▶ [EXERCISE]:
Your task is to reproduce the material exactly.

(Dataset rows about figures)
** begin **

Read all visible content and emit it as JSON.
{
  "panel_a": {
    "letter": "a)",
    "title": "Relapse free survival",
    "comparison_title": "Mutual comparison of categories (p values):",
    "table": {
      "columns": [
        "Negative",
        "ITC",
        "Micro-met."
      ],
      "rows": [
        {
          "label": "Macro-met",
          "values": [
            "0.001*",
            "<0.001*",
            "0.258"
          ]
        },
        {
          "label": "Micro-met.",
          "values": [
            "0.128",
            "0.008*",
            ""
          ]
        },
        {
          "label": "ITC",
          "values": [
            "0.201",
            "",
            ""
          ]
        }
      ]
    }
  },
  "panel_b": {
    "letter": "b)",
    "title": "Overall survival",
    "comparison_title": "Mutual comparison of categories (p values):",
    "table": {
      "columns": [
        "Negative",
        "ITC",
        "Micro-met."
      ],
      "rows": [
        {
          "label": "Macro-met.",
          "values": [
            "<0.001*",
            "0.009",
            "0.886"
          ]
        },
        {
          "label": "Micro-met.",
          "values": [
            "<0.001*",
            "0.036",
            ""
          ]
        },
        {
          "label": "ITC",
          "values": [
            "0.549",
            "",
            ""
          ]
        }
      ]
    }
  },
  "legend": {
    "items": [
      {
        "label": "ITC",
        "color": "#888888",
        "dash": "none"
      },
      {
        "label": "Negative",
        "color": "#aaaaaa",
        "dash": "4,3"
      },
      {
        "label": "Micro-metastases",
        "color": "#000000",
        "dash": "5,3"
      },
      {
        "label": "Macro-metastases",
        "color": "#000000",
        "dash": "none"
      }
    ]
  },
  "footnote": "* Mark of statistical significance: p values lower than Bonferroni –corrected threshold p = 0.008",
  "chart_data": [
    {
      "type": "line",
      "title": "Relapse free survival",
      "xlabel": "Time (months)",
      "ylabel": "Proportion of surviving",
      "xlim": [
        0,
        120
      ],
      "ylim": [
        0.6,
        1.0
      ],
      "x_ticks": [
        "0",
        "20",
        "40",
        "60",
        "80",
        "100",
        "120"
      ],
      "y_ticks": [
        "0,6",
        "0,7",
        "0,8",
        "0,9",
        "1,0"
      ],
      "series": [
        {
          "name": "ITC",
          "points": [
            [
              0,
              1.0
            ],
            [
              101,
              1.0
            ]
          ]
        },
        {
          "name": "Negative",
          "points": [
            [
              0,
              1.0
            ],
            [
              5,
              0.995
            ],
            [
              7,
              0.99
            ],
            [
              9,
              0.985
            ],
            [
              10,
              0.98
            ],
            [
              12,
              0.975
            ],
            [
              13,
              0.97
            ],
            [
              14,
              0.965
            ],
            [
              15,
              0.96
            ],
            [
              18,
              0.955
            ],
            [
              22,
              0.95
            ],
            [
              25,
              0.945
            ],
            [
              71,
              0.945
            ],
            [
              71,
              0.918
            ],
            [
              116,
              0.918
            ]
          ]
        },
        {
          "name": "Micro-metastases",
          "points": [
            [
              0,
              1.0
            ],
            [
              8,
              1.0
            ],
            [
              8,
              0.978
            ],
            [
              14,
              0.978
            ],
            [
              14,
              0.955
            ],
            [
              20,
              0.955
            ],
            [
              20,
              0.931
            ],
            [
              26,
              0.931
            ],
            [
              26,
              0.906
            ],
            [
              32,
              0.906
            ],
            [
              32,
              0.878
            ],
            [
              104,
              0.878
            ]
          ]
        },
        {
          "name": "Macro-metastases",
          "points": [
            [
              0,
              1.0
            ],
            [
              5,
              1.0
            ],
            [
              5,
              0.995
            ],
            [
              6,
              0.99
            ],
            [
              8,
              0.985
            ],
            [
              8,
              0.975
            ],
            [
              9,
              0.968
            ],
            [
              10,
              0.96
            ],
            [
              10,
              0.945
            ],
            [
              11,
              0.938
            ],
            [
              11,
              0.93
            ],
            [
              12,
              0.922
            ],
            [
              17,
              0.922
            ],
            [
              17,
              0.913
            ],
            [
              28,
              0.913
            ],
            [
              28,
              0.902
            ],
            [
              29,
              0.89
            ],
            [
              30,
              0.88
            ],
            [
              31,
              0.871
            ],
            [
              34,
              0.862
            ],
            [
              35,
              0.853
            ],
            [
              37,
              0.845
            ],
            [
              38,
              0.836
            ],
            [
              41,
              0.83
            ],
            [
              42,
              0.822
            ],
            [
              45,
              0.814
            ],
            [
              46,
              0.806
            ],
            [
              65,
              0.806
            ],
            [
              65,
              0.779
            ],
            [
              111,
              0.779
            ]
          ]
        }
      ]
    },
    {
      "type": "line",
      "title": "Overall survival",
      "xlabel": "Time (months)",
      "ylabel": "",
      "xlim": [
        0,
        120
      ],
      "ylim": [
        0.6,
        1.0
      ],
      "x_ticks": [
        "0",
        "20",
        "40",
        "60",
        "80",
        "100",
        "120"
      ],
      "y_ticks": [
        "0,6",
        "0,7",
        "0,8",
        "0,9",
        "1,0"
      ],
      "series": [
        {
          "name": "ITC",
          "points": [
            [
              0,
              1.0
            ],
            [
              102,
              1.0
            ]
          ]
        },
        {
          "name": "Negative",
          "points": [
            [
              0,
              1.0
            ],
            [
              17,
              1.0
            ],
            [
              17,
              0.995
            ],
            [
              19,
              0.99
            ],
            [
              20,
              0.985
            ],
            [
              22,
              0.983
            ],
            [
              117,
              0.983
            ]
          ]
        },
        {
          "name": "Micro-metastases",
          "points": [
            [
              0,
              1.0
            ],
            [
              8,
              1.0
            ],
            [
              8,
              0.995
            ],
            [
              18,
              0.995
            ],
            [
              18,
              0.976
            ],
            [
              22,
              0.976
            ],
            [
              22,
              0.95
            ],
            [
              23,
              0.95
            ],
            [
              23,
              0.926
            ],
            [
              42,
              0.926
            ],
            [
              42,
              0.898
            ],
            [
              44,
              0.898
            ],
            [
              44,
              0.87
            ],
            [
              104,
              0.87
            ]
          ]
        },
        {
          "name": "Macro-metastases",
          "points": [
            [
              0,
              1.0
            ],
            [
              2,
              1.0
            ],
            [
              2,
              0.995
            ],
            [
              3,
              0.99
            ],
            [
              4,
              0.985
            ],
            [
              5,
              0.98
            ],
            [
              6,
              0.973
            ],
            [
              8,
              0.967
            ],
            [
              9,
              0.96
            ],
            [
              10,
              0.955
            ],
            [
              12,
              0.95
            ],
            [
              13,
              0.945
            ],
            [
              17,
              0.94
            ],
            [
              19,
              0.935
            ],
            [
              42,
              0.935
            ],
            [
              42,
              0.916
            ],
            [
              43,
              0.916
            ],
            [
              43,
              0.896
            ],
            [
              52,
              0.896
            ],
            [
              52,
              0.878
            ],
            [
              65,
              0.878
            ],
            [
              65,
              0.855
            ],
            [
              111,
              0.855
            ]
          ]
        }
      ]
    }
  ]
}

** end **

▶ [RESPONSE TO THIS EXERCISE]:
Read all visible content and emit it as JSON.
{
  "panel_a": {
    "letter": "a)",
    "title": "Relapse free survival",
    "comparison_title": "Mutual comparison of categories (p values):",
    "table": {
      "columns": [
        "Negative",
        "ITC",
        "Micro-met."
      ],
      "rows": [
        {
          "label": "Macro-met",
          "values": [
            "0.001*",
            "<0.001*",
            "0.258"
          ]
        },
        {
          "label": "Micro-met.",
          "values": [
            "0.128",
            "0.008*",
            ""
          ]
        },
        {
          "label": "ITC",
          "values": [
            "0.201",
            "",
            ""
          ]
        }
      ]
    }
  },
  "panel_b": {
    "letter": "b)",
    "title": "Overall survival",
    "comparison_title": "Mutual comparison of categories (p values):",
    "table": {
      "columns": [
        "Negative",
        "ITC",
        "Micro-met."
      ],
      "rows": [
        {
          "label": "Macro-met.",
          "values": [
            "<0.001*",
            "0.009",
            "0.886"
          ]
        },
        {
          "label": "Micro-met.",
          "values": [
            "<0.001*",
            "0.036",
            ""
          ]
        },
        {
          "label": "ITC",
          "values": [
            "0.549",
            "",
            ""
          ]
        }
      ]
    }
  },
  "legend": {
    "items": [
      {
        "label": "ITC",
        "color": "#888888",
        "dash": "none"
      },
      {
        "label": "Negative",
        "color": "#aaaaaa",
        "dash": "4,3"
      },
      {
        "label": "Micro-metastases",
        "color": "#000000",
        "dash": "5,3"
      },
      {
        "label": "Macro-metastases",
        "color": "#000000",
        "dash": "none"
      }
    ]
  },
  "footnote": "* Mark of statistical significance: p values lower than Bonferroni –corrected threshold p = 0.008",
  "chart_data": [
    {
      "type": "line",
      "title": "Relapse free survival",
      "xlabel": "Time (months)",
      "ylabel": "Proportion of surviving",
      "xlim": [
        0,
        120
      ],
      "ylim": [
        0.6,
        1.0
      ],
      "x_ticks": [
        "0",
        "20",
        "40",
        "60",
        "80",
        "100",
        "120"
      ],
      "y_ticks": [
        "0,6",
        "0,7",
        "0,8",
        "0,9",
        "1,0"
      ],
      "series": [
        {
          "name": "ITC",
          "points": [
            [
              0,
              1.0
            ],
            [
              101,
              1.0
            ]
          ]
        },
        {
          "name": "Negative",
          "points": [
            [
              0,
              1.0
            ],
            [
              5,
              0.995
            ],
            [
              7,
              0.99
            ],
            [
              9,
              0.985
            ],
            [
              10,
              0.98
            ],
            [
              12,
              0.975
            ],
            [
              13,
              0.97
            ],
            [
              14,
              0.965
            ],
            [
              15,
              0.96
            ],
            [
              18,
              0.955
            ],
            [
              22,
              0.95
            ],
            [
              25,
              0.945
            ],
            [
              71,
              0.945
            ],
            [
              71,
              0.918
            ],
            [
              116,
              0.918
            ]
          ]
        },
        {
          "name": "Micro-metastases",
          "points": [
            [
              0,
              1.0
            ],
            [
              8,
              1.0
            ],
            [
              8,
              0.978
            ],
            [
              14,
              0.978
            ],
            [
              14,
              0.955
            ],
            [
              20,
              0.955
            ],
            [
              20,
              0.931
            ],
            [
              26,
              0.931
            ],
            [
              26,
              0.906
            ],
            [
              32,
              0.906
            ],
            [
              32,
              0.878
            ],
            [
              104,
              0.878
            ]
          ]
        },
        {
          "name": "Macro-metastases",
          "points": [
            [
              0,
              1.0
            ],
            [
              5,
              1.0
            ],
            [
              5,
              0.995
            ],
            [
              6,
              0.99
            ],
            [
              8,
              0.985
            ],
            [
              8,
              0.975
            ],
            [
              9,
              0.968
            ],
            [
              10,
              0.96
            ],
            [
              10,
              0.945
            ],
            [
              11,
              0.938
            ],
            [
              11,
              0.93
            ],
            [
              12,
              0.922
            ],
            [
              17,
              0.922
            ],
            [
              17,
              0.913
            ],
            [
              28,
              0.913
            ],
            [
              28,
              0.902
            ],
            [
              29,
              0.89
            ],
            [
              30,
              0.88
            ],
            [
              31,
              0.871
            ],
            [
              34,
              0.862
            ],
            [
              35,
              0.853
            ],
            [
              37,
              0.845
            ],
            [
              38,
              0.836
            ],
            [
              41,
              0.83
            ],
            [
              42,
              0.822
            ],
            [
              45,
              0.814
            ],
            [
              46,
              0.806
            ],
            [
              65,
              0.806
            ],
            [
              65,
              0.779
            ],
            [
              111,
              0.779
            ]
          ]
        }
      ]
    },
    {
      "type": "line",
      "title": "Overall survival",
      "xlabel": "Time (months)",
      "ylabel": "",
      "xlim": [
        0,
        120
      ],
      "ylim": [
        0.6,
        1.0
      ],
      "x_ticks": [
        "0",
        "20",
        "40",
        "60",
        "80",
        "100",
        "120"
      ],
      "y_ticks": [
        "0,6",
        "0,7",
        "0,8",
        "0,9",
        "1,0"
      ],
      "series": [
        {
          "name": "ITC",
          "points": [
            [
              0,
              1.0
            ],
            [
              102,
              1.0
            ]
          ]
        },
        {
          "name": "Negative",
          "points": [
            [
              0,
              1.0
            ],
            [
              17,
              1.0
            ],
            [
              17,
              0.995
            ],
            [
              19,
              0.99
            ],
            [
              20,
              0.985
            ],
            [
              22,
              0.983
            ],
            [
              117,
              0.983
            ]
          ]
        },
        {
          "name": "Micro-metastases",
          "points": [
            [
              0,
              1.0
            ],
            [
              8,
              1.0
            ],
            [
              8,
              0.995
            ],
            [
              18,
              0.995
            ],
            [
              18,
              0.976
            ],
            [
              22,
              0.976
            ],
            [
              22,
              0.95
            ],
            [
              23,
              0.95
            ],
            [
              23,
              0.926
            ],
            [
              42,
              0.926
            ],
            [
              42,
              0.898
            ],
            [
              44,
              0.898
            ],
            [
              44,
              0.87
            ],
            [
              104,
              0.87
            ]
          ]
        },
        {
          "name": "Macro-metastases",
          "points": [
            [
              0,
              1.0
            ],
            [
              2,
              1.0
            ],
            [
              2,
              0.995
            ],
            [
              3,
              0.99
            ],
            [
              4,
              0.985
            ],
            [
              5,
              0.98
            ],
            [
              6,
              0.973
            ],
            [
              8,
              0.967
            ],
            [
              9,
              0.96
            ],
            [
              10,
              0.955
            ],
            [
              12,
              0.95
            ],
            [
              13,
              0.945
            ],
            [
              17,
              0.94
            ],
            [
              19,
              0.935
            ],
            [
              42,
              0.935
            ],
            [
              42,
              0.916
            ],
            [
              43,
              0.916
            ],
            [
              43,
              0.896
            ],
            [
              52,
              0.896
            ],
            [
              52,
              0.878
            ],
            [
              65,
              0.878
            ],
            [
              65,
              0.855
            ],
            [
              111,
              0.855
            ]
          ]
        }
      ]
    }
  ]
}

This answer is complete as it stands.